[BEGIN]
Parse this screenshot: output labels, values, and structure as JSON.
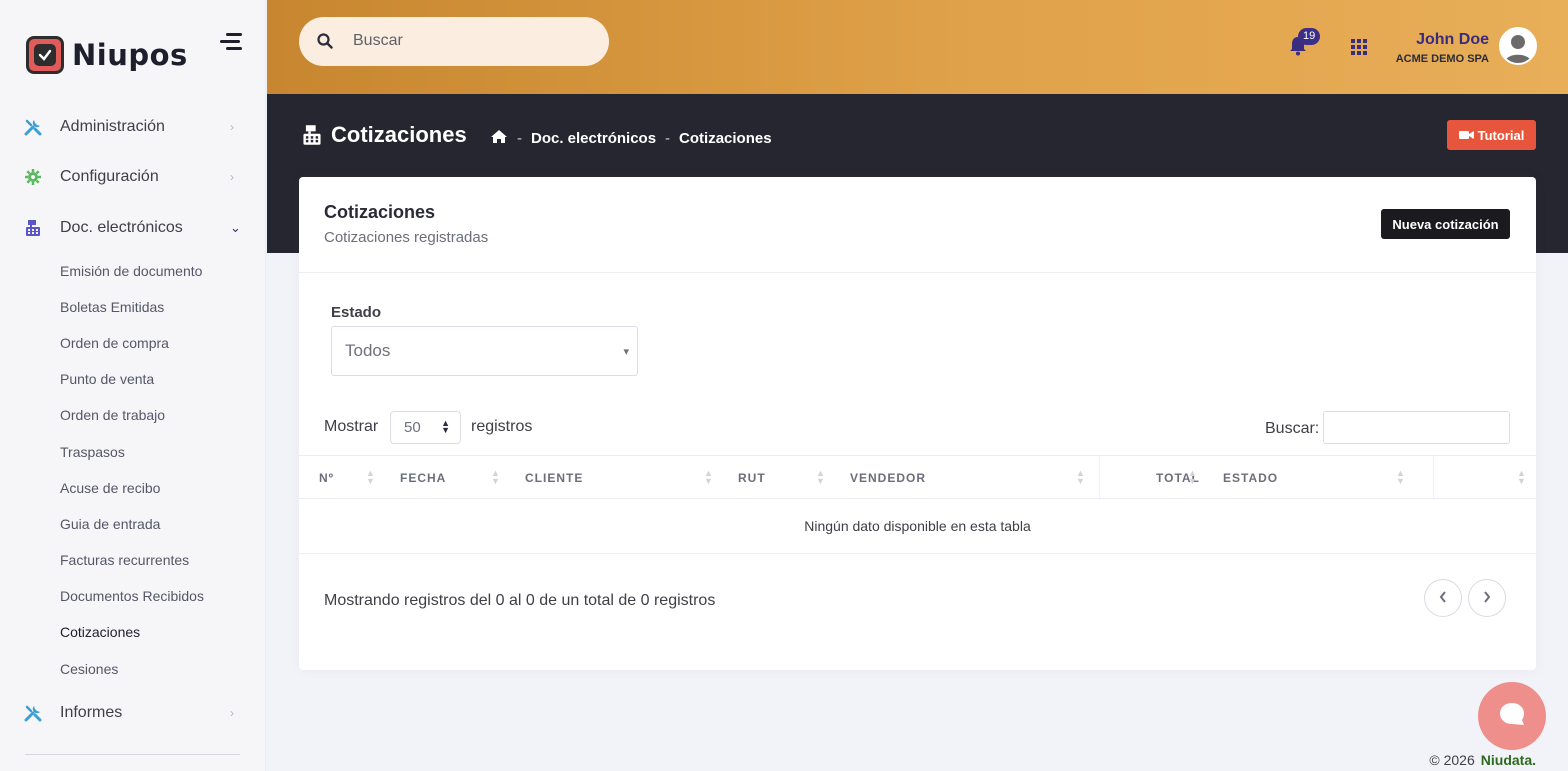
{
  "brand": {
    "name": "Niupos"
  },
  "sidebar": {
    "items": [
      {
        "label": "Administración",
        "icon": "tools-icon"
      },
      {
        "label": "Configuración",
        "icon": "gear-icon"
      },
      {
        "label": "Doc. electrónicos",
        "icon": "cash-register-icon",
        "expanded": true
      },
      {
        "label": "Informes",
        "icon": "tools-icon"
      }
    ],
    "submenu": [
      "Emisión de documento",
      "Boletas Emitidas",
      "Orden de compra",
      "Punto de venta",
      "Orden de trabajo",
      "Traspasos",
      "Acuse de recibo",
      "Guia de entrada",
      "Facturas recurrentes",
      "Documentos Recibidos",
      "Cotizaciones",
      "Cesiones"
    ],
    "active_submenu": "Cotizaciones"
  },
  "topbar": {
    "search_placeholder": "Buscar",
    "notification_count": "19",
    "user_name": "John Doe",
    "company": "ACME DEMO SPA"
  },
  "subheader": {
    "title": "Cotizaciones",
    "breadcrumb": [
      "Doc. electrónicos",
      "Cotizaciones"
    ],
    "tutorial_label": "Tutorial"
  },
  "card": {
    "title": "Cotizaciones",
    "subtitle": "Cotizaciones registradas",
    "new_button": "Nueva cotización",
    "filter_label": "Estado",
    "filter_value": "Todos",
    "show_label": "Mostrar",
    "page_length": "50",
    "records_label": "registros",
    "search_label": "Buscar:",
    "columns": [
      "Nº",
      "FECHA",
      "CLIENTE",
      "RUT",
      "VENDEDOR",
      "TOTAL",
      "ESTADO",
      ""
    ],
    "empty_message": "Ningún dato disponible en esta tabla",
    "info": "Mostrando registros del 0 al 0 de un total de 0 registros"
  },
  "footer": {
    "copyright": "© 2026",
    "company_link": "Niudata."
  },
  "colors": {
    "accent_orange": "#e0a24a",
    "dark_header": "#25262f",
    "tutorial_red": "#e8553d",
    "badge_purple": "#3d2f86",
    "chat_bubble": "#ee8f8c"
  }
}
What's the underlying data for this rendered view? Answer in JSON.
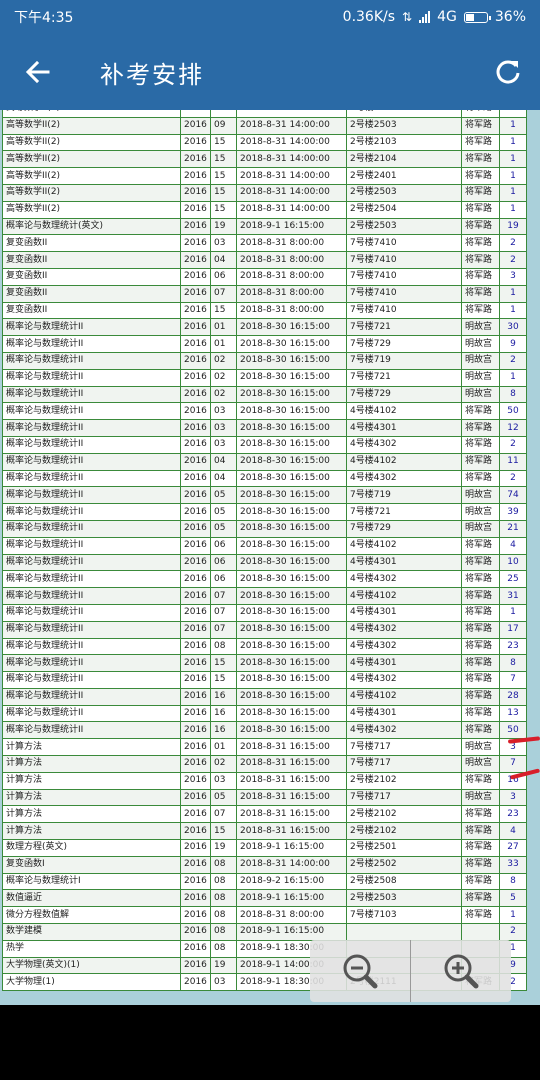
{
  "status_bar": {
    "time": "下午4:35",
    "speed": "0.36K/s",
    "network": "4G",
    "battery": "36%",
    "battery_level": 0.36
  },
  "app_bar": {
    "title": "补考安排",
    "back_icon": "arrow-left-icon",
    "refresh_icon": "refresh-icon"
  },
  "exam_table": {
    "rows": [
      [
        "高等数学II(2)",
        "2016",
        "09",
        "2018-8-31 14:00:00",
        "2号楼2501",
        "将军路",
        "1"
      ],
      [
        "高等数学II(2)",
        "2016",
        "09",
        "2018-8-31 14:00:00",
        "2号楼2503",
        "将军路",
        "1"
      ],
      [
        "高等数学II(2)",
        "2016",
        "15",
        "2018-8-31 14:00:00",
        "2号楼2103",
        "将军路",
        "1"
      ],
      [
        "高等数学II(2)",
        "2016",
        "15",
        "2018-8-31 14:00:00",
        "2号楼2104",
        "将军路",
        "1"
      ],
      [
        "高等数学II(2)",
        "2016",
        "15",
        "2018-8-31 14:00:00",
        "2号楼2401",
        "将军路",
        "1"
      ],
      [
        "高等数学II(2)",
        "2016",
        "15",
        "2018-8-31 14:00:00",
        "2号楼2503",
        "将军路",
        "1"
      ],
      [
        "高等数学II(2)",
        "2016",
        "15",
        "2018-8-31 14:00:00",
        "2号楼2504",
        "将军路",
        "1"
      ],
      [
        "概率论与数理统计(英文)",
        "2016",
        "19",
        "2018-9-1 16:15:00",
        "2号楼2503",
        "将军路",
        "19"
      ],
      [
        "复变函数II",
        "2016",
        "03",
        "2018-8-31 8:00:00",
        "7号楼7410",
        "将军路",
        "2"
      ],
      [
        "复变函数II",
        "2016",
        "04",
        "2018-8-31 8:00:00",
        "7号楼7410",
        "将军路",
        "2"
      ],
      [
        "复变函数II",
        "2016",
        "06",
        "2018-8-31 8:00:00",
        "7号楼7410",
        "将军路",
        "3"
      ],
      [
        "复变函数II",
        "2016",
        "07",
        "2018-8-31 8:00:00",
        "7号楼7410",
        "将军路",
        "1"
      ],
      [
        "复变函数II",
        "2016",
        "15",
        "2018-8-31 8:00:00",
        "7号楼7410",
        "将军路",
        "1"
      ],
      [
        "概率论与数理统计II",
        "2016",
        "01",
        "2018-8-30 16:15:00",
        "7号楼721",
        "明故宫",
        "30"
      ],
      [
        "概率论与数理统计II",
        "2016",
        "01",
        "2018-8-30 16:15:00",
        "7号楼729",
        "明故宫",
        "9"
      ],
      [
        "概率论与数理统计II",
        "2016",
        "02",
        "2018-8-30 16:15:00",
        "7号楼719",
        "明故宫",
        "2"
      ],
      [
        "概率论与数理统计II",
        "2016",
        "02",
        "2018-8-30 16:15:00",
        "7号楼721",
        "明故宫",
        "1"
      ],
      [
        "概率论与数理统计II",
        "2016",
        "02",
        "2018-8-30 16:15:00",
        "7号楼729",
        "明故宫",
        "8"
      ],
      [
        "概率论与数理统计II",
        "2016",
        "03",
        "2018-8-30 16:15:00",
        "4号楼4102",
        "将军路",
        "50"
      ],
      [
        "概率论与数理统计II",
        "2016",
        "03",
        "2018-8-30 16:15:00",
        "4号楼4301",
        "将军路",
        "12"
      ],
      [
        "概率论与数理统计II",
        "2016",
        "03",
        "2018-8-30 16:15:00",
        "4号楼4302",
        "将军路",
        "2"
      ],
      [
        "概率论与数理统计II",
        "2016",
        "04",
        "2018-8-30 16:15:00",
        "4号楼4102",
        "将军路",
        "11"
      ],
      [
        "概率论与数理统计II",
        "2016",
        "04",
        "2018-8-30 16:15:00",
        "4号楼4302",
        "将军路",
        "2"
      ],
      [
        "概率论与数理统计II",
        "2016",
        "05",
        "2018-8-30 16:15:00",
        "7号楼719",
        "明故宫",
        "74"
      ],
      [
        "概率论与数理统计II",
        "2016",
        "05",
        "2018-8-30 16:15:00",
        "7号楼721",
        "明故宫",
        "39"
      ],
      [
        "概率论与数理统计II",
        "2016",
        "05",
        "2018-8-30 16:15:00",
        "7号楼729",
        "明故宫",
        "21"
      ],
      [
        "概率论与数理统计II",
        "2016",
        "06",
        "2018-8-30 16:15:00",
        "4号楼4102",
        "将军路",
        "4"
      ],
      [
        "概率论与数理统计II",
        "2016",
        "06",
        "2018-8-30 16:15:00",
        "4号楼4301",
        "将军路",
        "10"
      ],
      [
        "概率论与数理统计II",
        "2016",
        "06",
        "2018-8-30 16:15:00",
        "4号楼4302",
        "将军路",
        "25"
      ],
      [
        "概率论与数理统计II",
        "2016",
        "07",
        "2018-8-30 16:15:00",
        "4号楼4102",
        "将军路",
        "31"
      ],
      [
        "概率论与数理统计II",
        "2016",
        "07",
        "2018-8-30 16:15:00",
        "4号楼4301",
        "将军路",
        "1"
      ],
      [
        "概率论与数理统计II",
        "2016",
        "07",
        "2018-8-30 16:15:00",
        "4号楼4302",
        "将军路",
        "17"
      ],
      [
        "概率论与数理统计II",
        "2016",
        "08",
        "2018-8-30 16:15:00",
        "4号楼4302",
        "将军路",
        "23"
      ],
      [
        "概率论与数理统计II",
        "2016",
        "15",
        "2018-8-30 16:15:00",
        "4号楼4301",
        "将军路",
        "8"
      ],
      [
        "概率论与数理统计II",
        "2016",
        "15",
        "2018-8-30 16:15:00",
        "4号楼4302",
        "将军路",
        "7"
      ],
      [
        "概率论与数理统计II",
        "2016",
        "16",
        "2018-8-30 16:15:00",
        "4号楼4102",
        "将军路",
        "28"
      ],
      [
        "概率论与数理统计II",
        "2016",
        "16",
        "2018-8-30 16:15:00",
        "4号楼4301",
        "将军路",
        "13"
      ],
      [
        "概率论与数理统计II",
        "2016",
        "16",
        "2018-8-30 16:15:00",
        "4号楼4302",
        "将军路",
        "50"
      ],
      [
        "计算方法",
        "2016",
        "01",
        "2018-8-31 16:15:00",
        "7号楼717",
        "明故宫",
        "3"
      ],
      [
        "计算方法",
        "2016",
        "02",
        "2018-8-31 16:15:00",
        "7号楼717",
        "明故宫",
        "7"
      ],
      [
        "计算方法",
        "2016",
        "03",
        "2018-8-31 16:15:00",
        "2号楼2102",
        "将军路",
        "16"
      ],
      [
        "计算方法",
        "2016",
        "05",
        "2018-8-31 16:15:00",
        "7号楼717",
        "明故宫",
        "3"
      ],
      [
        "计算方法",
        "2016",
        "07",
        "2018-8-31 16:15:00",
        "2号楼2102",
        "将军路",
        "23"
      ],
      [
        "计算方法",
        "2016",
        "15",
        "2018-8-31 16:15:00",
        "2号楼2102",
        "将军路",
        "4"
      ],
      [
        "数理方程(英文)",
        "2016",
        "19",
        "2018-9-1 16:15:00",
        "2号楼2501",
        "将军路",
        "27"
      ],
      [
        "复变函数I",
        "2016",
        "08",
        "2018-8-31 14:00:00",
        "2号楼2502",
        "将军路",
        "33"
      ],
      [
        "概率论与数理统计I",
        "2016",
        "08",
        "2018-9-2 16:15:00",
        "2号楼2508",
        "将军路",
        "8"
      ],
      [
        "数值逼近",
        "2016",
        "08",
        "2018-9-1 16:15:00",
        "2号楼2503",
        "将军路",
        "5"
      ],
      [
        "微分方程数值解",
        "2016",
        "08",
        "2018-8-31 8:00:00",
        "7号楼7103",
        "将军路",
        "1"
      ],
      [
        "数学建模",
        "2016",
        "08",
        "2018-9-1 16:15:00",
        "",
        "",
        "2"
      ],
      [
        "热学",
        "2016",
        "08",
        "2018-9-1 18:30:00",
        "",
        "",
        "1"
      ],
      [
        "大学物理(英文)(1)",
        "2016",
        "19",
        "2018-9-1 14:00:00",
        "",
        "",
        "9"
      ],
      [
        "大学物理(1)",
        "2016",
        "03",
        "2018-9-1 18:30:00",
        "2号楼2111",
        "将军路",
        "2"
      ]
    ]
  },
  "zoom_controls": {
    "zoom_out_icon": "zoom-out-icon",
    "zoom_in_icon": "zoom-in-icon"
  },
  "colors": {
    "app_bar": "#2a6aa6",
    "table_border": "#3a8a3a",
    "page_bg": "#aad0da",
    "annotation": "#d81e2a"
  }
}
[END]
▶ **Goal of the exercise**
Copy every line that contains the string "electrónicos".

▶ **Reply to the exercise**
        "label": "Doc. electrónicos",
      "Doc. electrónicos",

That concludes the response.